Set task: Go through the data below and copy it exactly, skipping every picture.

◆ ◆ ◆ ◆ ◆

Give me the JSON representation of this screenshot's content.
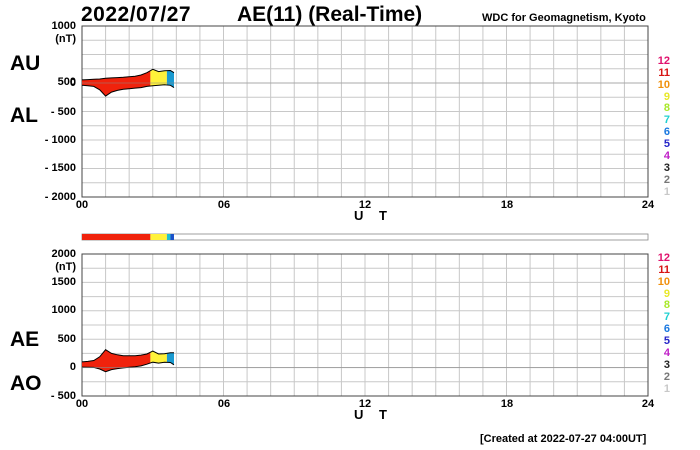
{
  "header": {
    "date": "2022/07/27",
    "title": "AE(11) (Real-Time)",
    "institution": "WDC for Geomagnetism, Kyoto",
    "created": "[Created at 2022-07-27 04:00UT]"
  },
  "panel_labels": {
    "au": "AU",
    "al": "AL",
    "ae": "AE",
    "ao": "AO"
  },
  "legend": {
    "items": [
      {
        "label": "12",
        "color": "#e0126d"
      },
      {
        "label": "11",
        "color": "#d81414"
      },
      {
        "label": "10",
        "color": "#f0900c"
      },
      {
        "label": "9",
        "color": "#e8e82a"
      },
      {
        "label": "8",
        "color": "#a8e828"
      },
      {
        "label": "7",
        "color": "#20d0d0"
      },
      {
        "label": "6",
        "color": "#1a78e0"
      },
      {
        "label": "5",
        "color": "#2424c8"
      },
      {
        "label": "4",
        "color": "#c020c8"
      },
      {
        "label": "3",
        "color": "#222222"
      },
      {
        "label": "2",
        "color": "#777777"
      },
      {
        "label": "1",
        "color": "#c8c8c8"
      }
    ]
  },
  "station_bar": [
    {
      "from": 0,
      "to": 2.9,
      "color": "#f0220c"
    },
    {
      "from": 2.9,
      "to": 3.6,
      "color": "#fff23a"
    },
    {
      "from": 3.6,
      "to": 3.75,
      "color": "#20c0d0"
    },
    {
      "from": 3.75,
      "to": 3.9,
      "color": "#1a50c8"
    }
  ],
  "chart_data": [
    {
      "type": "area",
      "panel": "AU/AL",
      "xlabel": "U T",
      "ylabel": "(nT)",
      "xlim": [
        0,
        24
      ],
      "ylim": [
        -2000,
        1000
      ],
      "xticks": [
        "00",
        "06",
        "12",
        "18",
        "24"
      ],
      "yticks": [
        "1000",
        "500",
        "0",
        "- 500",
        "- 1000",
        "- 1500",
        "- 2000"
      ],
      "series": [
        {
          "name": "AU",
          "x": [
            0,
            0.25,
            0.5,
            0.75,
            1.0,
            1.25,
            1.5,
            1.75,
            2.0,
            2.25,
            2.5,
            2.75,
            3.0,
            3.25,
            3.5,
            3.75,
            3.9
          ],
          "values": [
            55,
            60,
            65,
            70,
            85,
            90,
            95,
            100,
            110,
            120,
            140,
            180,
            240,
            200,
            215,
            220,
            180
          ]
        },
        {
          "name": "AL",
          "x": [
            0,
            0.25,
            0.5,
            0.75,
            1.0,
            1.25,
            1.5,
            1.75,
            2.0,
            2.25,
            2.5,
            2.75,
            3.0,
            3.25,
            3.5,
            3.75,
            3.9
          ],
          "values": [
            -40,
            -50,
            -60,
            -120,
            -230,
            -160,
            -130,
            -110,
            -100,
            -90,
            -80,
            -60,
            -50,
            -40,
            -30,
            -40,
            -80
          ]
        }
      ],
      "color_segments": [
        {
          "from": 0,
          "to": 2.9,
          "color": "#f0220c"
        },
        {
          "from": 2.9,
          "to": 3.6,
          "color": "#fff23a"
        },
        {
          "from": 3.6,
          "to": 3.9,
          "color": "#1a9ad0"
        }
      ]
    },
    {
      "type": "area",
      "panel": "AE/AO",
      "xlabel": "U T",
      "ylabel": "(nT)",
      "xlim": [
        0,
        24
      ],
      "ylim": [
        -500,
        2000
      ],
      "xticks": [
        "00",
        "06",
        "12",
        "18",
        "24"
      ],
      "yticks": [
        "2000",
        "1500",
        "1000",
        "500",
        "0",
        "- 500"
      ],
      "series": [
        {
          "name": "AE",
          "x": [
            0,
            0.25,
            0.5,
            0.75,
            1.0,
            1.25,
            1.5,
            1.75,
            2.0,
            2.25,
            2.5,
            2.75,
            3.0,
            3.25,
            3.5,
            3.75,
            3.9
          ],
          "values": [
            100,
            110,
            125,
            190,
            315,
            250,
            225,
            210,
            210,
            210,
            220,
            240,
            290,
            240,
            245,
            260,
            260
          ]
        },
        {
          "name": "AO",
          "x": [
            0,
            0.25,
            0.5,
            0.75,
            1.0,
            1.25,
            1.5,
            1.75,
            2.0,
            2.25,
            2.5,
            2.75,
            3.0,
            3.25,
            3.5,
            3.75,
            3.9
          ],
          "values": [
            8,
            5,
            3,
            -25,
            -73,
            -35,
            -18,
            -5,
            5,
            15,
            30,
            60,
            95,
            80,
            93,
            90,
            50
          ]
        }
      ],
      "color_segments": [
        {
          "from": 0,
          "to": 2.9,
          "color": "#f0220c"
        },
        {
          "from": 2.9,
          "to": 3.6,
          "color": "#fff23a"
        },
        {
          "from": 3.6,
          "to": 3.9,
          "color": "#1a9ad0"
        }
      ]
    }
  ]
}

◆ ◆ ◆ ◆ ◆

Exercise response:
Give me the JSON representation of this screenshot's content.
{
  "header": {
    "date": "2022/07/27",
    "title": "AE(11) (Real-Time)",
    "institution": "WDC for Geomagnetism, Kyoto",
    "created": "[Created at 2022-07-27 04:00UT]"
  },
  "panel_labels": {
    "au": "AU",
    "al": "AL",
    "ae": "AE",
    "ao": "AO"
  },
  "legend": {
    "items": [
      {
        "label": "12",
        "color": "#e0126d"
      },
      {
        "label": "11",
        "color": "#d81414"
      },
      {
        "label": "10",
        "color": "#f0900c"
      },
      {
        "label": "9",
        "color": "#e8e82a"
      },
      {
        "label": "8",
        "color": "#a8e828"
      },
      {
        "label": "7",
        "color": "#20d0d0"
      },
      {
        "label": "6",
        "color": "#1a78e0"
      },
      {
        "label": "5",
        "color": "#2424c8"
      },
      {
        "label": "4",
        "color": "#c020c8"
      },
      {
        "label": "3",
        "color": "#222222"
      },
      {
        "label": "2",
        "color": "#777777"
      },
      {
        "label": "1",
        "color": "#c8c8c8"
      }
    ]
  },
  "station_bar": [
    {
      "from": 0,
      "to": 2.9,
      "color": "#f0220c"
    },
    {
      "from": 2.9,
      "to": 3.6,
      "color": "#fff23a"
    },
    {
      "from": 3.6,
      "to": 3.75,
      "color": "#20c0d0"
    },
    {
      "from": 3.75,
      "to": 3.9,
      "color": "#1a50c8"
    }
  ],
  "chart_data": [
    {
      "type": "area",
      "panel": "AU/AL",
      "xlabel": "U T",
      "ylabel": "(nT)",
      "xlim": [
        0,
        24
      ],
      "ylim": [
        -2000,
        1000
      ],
      "xticks": [
        "00",
        "06",
        "12",
        "18",
        "24"
      ],
      "yticks": [
        "1000",
        "500",
        "0",
        "- 500",
        "- 1000",
        "- 1500",
        "- 2000"
      ],
      "series": [
        {
          "name": "AU",
          "x": [
            0,
            0.25,
            0.5,
            0.75,
            1.0,
            1.25,
            1.5,
            1.75,
            2.0,
            2.25,
            2.5,
            2.75,
            3.0,
            3.25,
            3.5,
            3.75,
            3.9
          ],
          "values": [
            55,
            60,
            65,
            70,
            85,
            90,
            95,
            100,
            110,
            120,
            140,
            180,
            240,
            200,
            215,
            220,
            180
          ]
        },
        {
          "name": "AL",
          "x": [
            0,
            0.25,
            0.5,
            0.75,
            1.0,
            1.25,
            1.5,
            1.75,
            2.0,
            2.25,
            2.5,
            2.75,
            3.0,
            3.25,
            3.5,
            3.75,
            3.9
          ],
          "values": [
            -40,
            -50,
            -60,
            -120,
            -230,
            -160,
            -130,
            -110,
            -100,
            -90,
            -80,
            -60,
            -50,
            -40,
            -30,
            -40,
            -80
          ]
        }
      ],
      "color_segments": [
        {
          "from": 0,
          "to": 2.9,
          "color": "#f0220c"
        },
        {
          "from": 2.9,
          "to": 3.6,
          "color": "#fff23a"
        },
        {
          "from": 3.6,
          "to": 3.9,
          "color": "#1a9ad0"
        }
      ]
    },
    {
      "type": "area",
      "panel": "AE/AO",
      "xlabel": "U T",
      "ylabel": "(nT)",
      "xlim": [
        0,
        24
      ],
      "ylim": [
        -500,
        2000
      ],
      "xticks": [
        "00",
        "06",
        "12",
        "18",
        "24"
      ],
      "yticks": [
        "2000",
        "1500",
        "1000",
        "500",
        "0",
        "- 500"
      ],
      "series": [
        {
          "name": "AE",
          "x": [
            0,
            0.25,
            0.5,
            0.75,
            1.0,
            1.25,
            1.5,
            1.75,
            2.0,
            2.25,
            2.5,
            2.75,
            3.0,
            3.25,
            3.5,
            3.75,
            3.9
          ],
          "values": [
            100,
            110,
            125,
            190,
            315,
            250,
            225,
            210,
            210,
            210,
            220,
            240,
            290,
            240,
            245,
            260,
            260
          ]
        },
        {
          "name": "AO",
          "x": [
            0,
            0.25,
            0.5,
            0.75,
            1.0,
            1.25,
            1.5,
            1.75,
            2.0,
            2.25,
            2.5,
            2.75,
            3.0,
            3.25,
            3.5,
            3.75,
            3.9
          ],
          "values": [
            8,
            5,
            3,
            -25,
            -73,
            -35,
            -18,
            -5,
            5,
            15,
            30,
            60,
            95,
            80,
            93,
            90,
            50
          ]
        }
      ],
      "color_segments": [
        {
          "from": 0,
          "to": 2.9,
          "color": "#f0220c"
        },
        {
          "from": 2.9,
          "to": 3.6,
          "color": "#fff23a"
        },
        {
          "from": 3.6,
          "to": 3.9,
          "color": "#1a9ad0"
        }
      ]
    }
  ]
}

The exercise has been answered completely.